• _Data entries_

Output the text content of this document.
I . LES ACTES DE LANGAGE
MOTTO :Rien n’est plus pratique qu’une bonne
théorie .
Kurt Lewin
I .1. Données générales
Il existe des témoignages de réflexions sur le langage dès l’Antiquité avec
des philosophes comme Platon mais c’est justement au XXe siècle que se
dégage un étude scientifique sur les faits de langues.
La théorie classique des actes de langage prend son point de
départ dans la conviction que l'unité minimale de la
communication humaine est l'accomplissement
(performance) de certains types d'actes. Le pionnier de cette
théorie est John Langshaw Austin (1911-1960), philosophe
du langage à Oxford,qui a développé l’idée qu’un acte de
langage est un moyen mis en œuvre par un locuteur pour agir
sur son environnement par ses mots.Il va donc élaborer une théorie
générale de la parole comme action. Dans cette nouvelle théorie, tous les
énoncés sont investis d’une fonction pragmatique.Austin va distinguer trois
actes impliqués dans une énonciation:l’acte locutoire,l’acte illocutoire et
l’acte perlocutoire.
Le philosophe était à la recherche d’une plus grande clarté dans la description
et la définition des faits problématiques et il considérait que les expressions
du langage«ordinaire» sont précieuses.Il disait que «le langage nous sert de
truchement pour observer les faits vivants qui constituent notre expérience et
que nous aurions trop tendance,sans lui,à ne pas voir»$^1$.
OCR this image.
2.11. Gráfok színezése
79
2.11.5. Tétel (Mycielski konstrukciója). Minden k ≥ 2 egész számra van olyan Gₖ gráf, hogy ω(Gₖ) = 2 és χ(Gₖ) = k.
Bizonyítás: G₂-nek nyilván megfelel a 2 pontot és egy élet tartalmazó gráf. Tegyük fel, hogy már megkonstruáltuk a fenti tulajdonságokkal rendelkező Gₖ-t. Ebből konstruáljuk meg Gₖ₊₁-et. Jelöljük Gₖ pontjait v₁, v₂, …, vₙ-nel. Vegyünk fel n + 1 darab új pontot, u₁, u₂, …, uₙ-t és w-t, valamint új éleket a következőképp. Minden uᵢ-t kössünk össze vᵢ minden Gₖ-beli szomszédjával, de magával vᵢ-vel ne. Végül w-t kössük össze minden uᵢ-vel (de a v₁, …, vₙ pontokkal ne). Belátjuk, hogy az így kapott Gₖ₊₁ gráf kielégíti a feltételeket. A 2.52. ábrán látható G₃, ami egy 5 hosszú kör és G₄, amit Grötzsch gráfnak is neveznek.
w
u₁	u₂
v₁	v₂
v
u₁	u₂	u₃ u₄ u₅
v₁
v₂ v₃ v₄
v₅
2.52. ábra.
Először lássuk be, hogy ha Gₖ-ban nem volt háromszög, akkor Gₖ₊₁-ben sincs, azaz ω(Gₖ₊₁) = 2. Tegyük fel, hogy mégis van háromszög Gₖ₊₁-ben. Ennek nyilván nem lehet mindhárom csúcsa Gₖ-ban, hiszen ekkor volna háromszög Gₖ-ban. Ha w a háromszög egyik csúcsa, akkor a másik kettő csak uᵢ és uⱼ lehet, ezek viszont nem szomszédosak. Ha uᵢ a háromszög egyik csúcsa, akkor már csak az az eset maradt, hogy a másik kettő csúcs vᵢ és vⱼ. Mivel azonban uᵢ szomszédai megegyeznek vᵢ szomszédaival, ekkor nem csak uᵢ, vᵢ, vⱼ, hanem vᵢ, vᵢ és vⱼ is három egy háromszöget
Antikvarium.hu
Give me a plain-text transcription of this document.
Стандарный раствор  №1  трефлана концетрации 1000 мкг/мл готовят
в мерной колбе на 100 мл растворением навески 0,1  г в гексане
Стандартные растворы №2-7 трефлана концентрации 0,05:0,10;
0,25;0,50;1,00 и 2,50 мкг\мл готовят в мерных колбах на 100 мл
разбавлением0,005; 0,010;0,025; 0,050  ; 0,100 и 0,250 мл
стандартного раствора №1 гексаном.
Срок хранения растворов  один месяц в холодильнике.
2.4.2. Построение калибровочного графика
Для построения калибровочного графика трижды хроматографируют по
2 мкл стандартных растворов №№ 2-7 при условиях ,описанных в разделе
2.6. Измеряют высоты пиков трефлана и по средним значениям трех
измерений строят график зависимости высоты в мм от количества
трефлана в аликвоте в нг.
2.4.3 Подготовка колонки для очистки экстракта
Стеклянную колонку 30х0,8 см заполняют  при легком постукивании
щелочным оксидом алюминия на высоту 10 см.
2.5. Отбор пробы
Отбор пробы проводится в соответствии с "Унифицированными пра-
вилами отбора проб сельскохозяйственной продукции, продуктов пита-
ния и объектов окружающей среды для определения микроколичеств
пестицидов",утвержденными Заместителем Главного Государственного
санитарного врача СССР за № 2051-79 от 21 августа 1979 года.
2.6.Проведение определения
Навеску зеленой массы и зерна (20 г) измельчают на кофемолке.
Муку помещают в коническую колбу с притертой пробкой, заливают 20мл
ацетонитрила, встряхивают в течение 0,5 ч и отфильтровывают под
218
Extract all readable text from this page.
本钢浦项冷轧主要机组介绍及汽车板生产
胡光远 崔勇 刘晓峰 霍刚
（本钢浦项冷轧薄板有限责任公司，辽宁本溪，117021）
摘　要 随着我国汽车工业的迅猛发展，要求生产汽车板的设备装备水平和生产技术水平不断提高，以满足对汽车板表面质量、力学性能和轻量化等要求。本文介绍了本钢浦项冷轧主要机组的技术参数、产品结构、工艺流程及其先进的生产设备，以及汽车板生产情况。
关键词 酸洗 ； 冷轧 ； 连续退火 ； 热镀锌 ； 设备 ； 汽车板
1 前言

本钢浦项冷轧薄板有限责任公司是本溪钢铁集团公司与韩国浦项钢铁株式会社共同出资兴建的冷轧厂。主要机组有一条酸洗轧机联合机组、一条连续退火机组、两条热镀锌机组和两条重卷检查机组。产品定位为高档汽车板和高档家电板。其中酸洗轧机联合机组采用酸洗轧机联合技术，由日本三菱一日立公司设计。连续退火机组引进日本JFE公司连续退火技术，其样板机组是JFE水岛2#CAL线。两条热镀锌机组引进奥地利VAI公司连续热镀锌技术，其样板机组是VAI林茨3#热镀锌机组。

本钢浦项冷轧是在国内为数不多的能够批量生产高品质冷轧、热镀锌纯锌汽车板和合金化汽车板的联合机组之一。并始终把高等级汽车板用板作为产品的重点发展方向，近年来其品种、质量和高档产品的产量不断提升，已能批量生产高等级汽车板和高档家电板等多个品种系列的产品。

• _Task to carry out_
Each line of the material above needs to be quoted exactly, please.

• _Solution to this problem_
Output the text content of this document.
I . LES ACTES DE LANGAGE
MOTTO :Rien n’est plus pratique qu’une bonne
théorie .
Kurt Lewin
I .1. Données générales
Il existe des témoignages de réflexions sur le langage dès l’Antiquité avec
des philosophes comme Platon mais c’est justement au XXe siècle que se
dégage un étude scientifique sur les faits de langues.
La théorie classique des actes de langage prend son point de
départ dans la conviction que l'unité minimale de la
communication humaine est l'accomplissement
(performance) de certains types d'actes. Le pionnier de cette
théorie est John Langshaw Austin (1911-1960), philosophe
du langage à Oxford,qui a développé l’idée qu’un acte de
langage est un moyen mis en œuvre par un locuteur pour agir
sur son environnement par ses mots.Il va donc élaborer une théorie
générale de la parole comme action. Dans cette nouvelle théorie, tous les
énoncés sont investis d’une fonction pragmatique.Austin va distinguer trois
actes impliqués dans une énonciation:l’acte locutoire,l’acte illocutoire et
l’acte perlocutoire.
Le philosophe était à la recherche d’une plus grande clarté dans la description
et la définition des faits problématiques et il considérait que les expressions
du langage«ordinaire» sont précieuses.Il disait que «le langage nous sert de
truchement pour observer les faits vivants qui constituent notre expérience et
que nous aurions trop tendance,sans lui,à ne pas voir»$^1$.
OCR this image.
2.11. Gráfok színezése
79
2.11.5. Tétel (Mycielski konstrukciója). Minden k ≥ 2 egész számra van olyan Gₖ gráf, hogy ω(Gₖ) = 2 és χ(Gₖ) = k.
Bizonyítás: G₂-nek nyilván megfelel a 2 pontot és egy élet tartalmazó gráf. Tegyük fel, hogy már megkonstruáltuk a fenti tulajdonságokkal rendelkező Gₖ-t. Ebből konstruáljuk meg Gₖ₊₁-et. Jelöljük Gₖ pontjait v₁, v₂, …, vₙ-nel. Vegyünk fel n + 1 darab új pontot, u₁, u₂, …, uₙ-t és w-t, valamint új éleket a következőképp. Minden uᵢ-t kössünk össze vᵢ minden Gₖ-beli szomszédjával, de magával vᵢ-vel ne. Végül w-t kössük össze minden uᵢ-vel (de a v₁, …, vₙ pontokkal ne). Belátjuk, hogy az így kapott Gₖ₊₁ gráf kielégíti a feltételeket. A 2.52. ábrán látható G₃, ami egy 5 hosszú kör és G₄, amit Grötzsch gráfnak is neveznek.
w
u₁	u₂
v₁	v₂
v
u₁	u₂	u₃ u₄ u₅
v₁
v₂ v₃ v₄
v₅
2.52. ábra.
Először lássuk be, hogy ha Gₖ-ban nem volt háromszög, akkor Gₖ₊₁-ben sincs, azaz ω(Gₖ₊₁) = 2. Tegyük fel, hogy mégis van háromszög Gₖ₊₁-ben. Ennek nyilván nem lehet mindhárom csúcsa Gₖ-ban, hiszen ekkor volna háromszög Gₖ-ban. Ha w a háromszög egyik csúcsa, akkor a másik kettő csak uᵢ és uⱼ lehet, ezek viszont nem szomszédosak. Ha uᵢ a háromszög egyik csúcsa, akkor már csak az az eset maradt, hogy a másik kettő csúcs vᵢ és vⱼ. Mivel azonban uᵢ szomszédai megegyeznek vᵢ szomszédaival, ekkor nem csak uᵢ, vᵢ, vⱼ, hanem vᵢ, vᵢ és vⱼ is három egy háromszöget
Antikvarium.hu
Give me a plain-text transcription of this document.
Стандарный раствор  №1  трефлана концетрации 1000 мкг/мл готовят
в мерной колбе на 100 мл растворением навески 0,1  г в гексане
Стандартные растворы №2-7 трефлана концентрации 0,05:0,10;
0,25;0,50;1,00 и 2,50 мкг\мл готовят в мерных колбах на 100 мл
разбавлением0,005; 0,010;0,025; 0,050  ; 0,100 и 0,250 мл
стандартного раствора №1 гексаном.
Срок хранения растворов  один месяц в холодильнике.
2.4.2. Построение калибровочного графика
Для построения калибровочного графика трижды хроматографируют по
2 мкл стандартных растворов №№ 2-7 при условиях ,описанных в разделе
2.6. Измеряют высоты пиков трефлана и по средним значениям трех
измерений строят график зависимости высоты в мм от количества
трефлана в аликвоте в нг.
2.4.3 Подготовка колонки для очистки экстракта
Стеклянную колонку 30х0,8 см заполняют  при легком постукивании
щелочным оксидом алюминия на высоту 10 см.
2.5. Отбор пробы
Отбор пробы проводится в соответствии с "Унифицированными пра-
вилами отбора проб сельскохозяйственной продукции, продуктов пита-
ния и объектов окружающей среды для определения микроколичеств
пестицидов",утвержденными Заместителем Главного Государственного
санитарного врача СССР за № 2051-79 от 21 августа 1979 года.
2.6.Проведение определения
Навеску зеленой массы и зерна (20 г) измельчают на кофемолке.
Муку помещают в коническую колбу с притертой пробкой, заливают 20мл
ацетонитрила, встряхивают в течение 0,5 ч и отфильтровывают под
218
Extract all readable text from this page.
本钢浦项冷轧主要机组介绍及汽车板生产
胡光远 崔勇 刘晓峰 霍刚
（本钢浦项冷轧薄板有限责任公司，辽宁本溪，117021）
摘　要 随着我国汽车工业的迅猛发展，要求生产汽车板的设备装备水平和生产技术水平不断提高，以满足对汽车板表面质量、力学性能和轻量化等要求。本文介绍了本钢浦项冷轧主要机组的技术参数、产品结构、工艺流程及其先进的生产设备，以及汽车板生产情况。
关键词 酸洗 ； 冷轧 ； 连续退火 ； 热镀锌 ； 设备 ； 汽车板
1 前言

本钢浦项冷轧薄板有限责任公司是本溪钢铁集团公司与韩国浦项钢铁株式会社共同出资兴建的冷轧厂。主要机组有一条酸洗轧机联合机组、一条连续退火机组、两条热镀锌机组和两条重卷检查机组。产品定位为高档汽车板和高档家电板。其中酸洗轧机联合机组采用酸洗轧机联合技术，由日本三菱一日立公司设计。连续退火机组引进日本JFE公司连续退火技术，其样板机组是JFE水岛2#CAL线。两条热镀锌机组引进奥地利VAI公司连续热镀锌技术，其样板机组是VAI林茨3#热镀锌机组。

本钢浦项冷轧是在国内为数不多的能够批量生产高品质冷轧、热镀锌纯锌汽车板和合金化汽车板的联合机组之一。并始终把高等级汽车板用板作为产品的重点发展方向，近年来其品种、质量和高档产品的产量不断提升，已能批量生产高等级汽车板和高档家电板等多个品种系列的产品。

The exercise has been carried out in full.